Requirements: Here are some records. Copy each one exactly.

Rows from a figure dataset:
** Begin **
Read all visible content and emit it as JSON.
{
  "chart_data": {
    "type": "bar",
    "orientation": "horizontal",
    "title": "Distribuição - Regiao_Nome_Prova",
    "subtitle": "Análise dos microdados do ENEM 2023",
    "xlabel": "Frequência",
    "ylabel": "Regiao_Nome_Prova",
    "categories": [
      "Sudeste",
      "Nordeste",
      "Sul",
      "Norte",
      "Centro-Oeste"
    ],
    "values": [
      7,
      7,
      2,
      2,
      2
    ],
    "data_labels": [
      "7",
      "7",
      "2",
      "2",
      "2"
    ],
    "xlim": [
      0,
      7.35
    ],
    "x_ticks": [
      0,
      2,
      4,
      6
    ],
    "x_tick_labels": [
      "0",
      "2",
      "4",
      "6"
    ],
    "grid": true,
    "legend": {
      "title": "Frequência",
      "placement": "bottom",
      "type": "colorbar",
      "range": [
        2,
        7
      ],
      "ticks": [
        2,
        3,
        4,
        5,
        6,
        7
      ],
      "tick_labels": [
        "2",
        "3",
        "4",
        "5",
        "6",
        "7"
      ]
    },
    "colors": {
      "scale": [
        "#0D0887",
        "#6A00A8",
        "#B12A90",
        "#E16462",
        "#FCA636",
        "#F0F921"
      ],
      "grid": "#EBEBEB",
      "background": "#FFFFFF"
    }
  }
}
** End **
Result:
Read all visible content and emit it as JSON.
{
  "chart_data": {
    "type": "bar",
    "orientation": "horizontal",
    "title": "Distribuição - Regiao_Nome_Prova",
    "subtitle": "Análise dos microdados do ENEM 2023",
    "xlabel": "Frequência",
    "ylabel": "Regiao_Nome_Prova",
    "categories": [
      "Sudeste",
      "Nordeste",
      "Sul",
      "Norte",
      "Centro-Oeste"
    ],
    "values": [
      7,
      7,
      2,
      2,
      2
    ],
    "data_labels": [
      "7",
      "7",
      "2",
      "2",
      "2"
    ],
    "xlim": [
      0,
      7.35
    ],
    "x_ticks": [
      0,
      2,
      4,
      6
    ],
    "x_tick_labels": [
      "0",
      "2",
      "4",
      "6"
    ],
    "grid": true,
    "legend": {
      "title": "Frequência",
      "placement": "bottom",
      "type": "colorbar",
      "range": [
        2,
        7
      ],
      "ticks": [
        2,
        3,
        4,
        5,
        6,
        7
      ],
      "tick_labels": [
        "2",
        "3",
        "4",
        "5",
        "6",
        "7"
      ]
    },
    "colors": {
      "scale": [
        "#0D0887",
        "#6A00A8",
        "#B12A90",
        "#E16462",
        "#FCA636",
        "#F0F921"
      ],
      "grid": "#EBEBEB",
      "background": "#FFFFFF"
    }
  }
}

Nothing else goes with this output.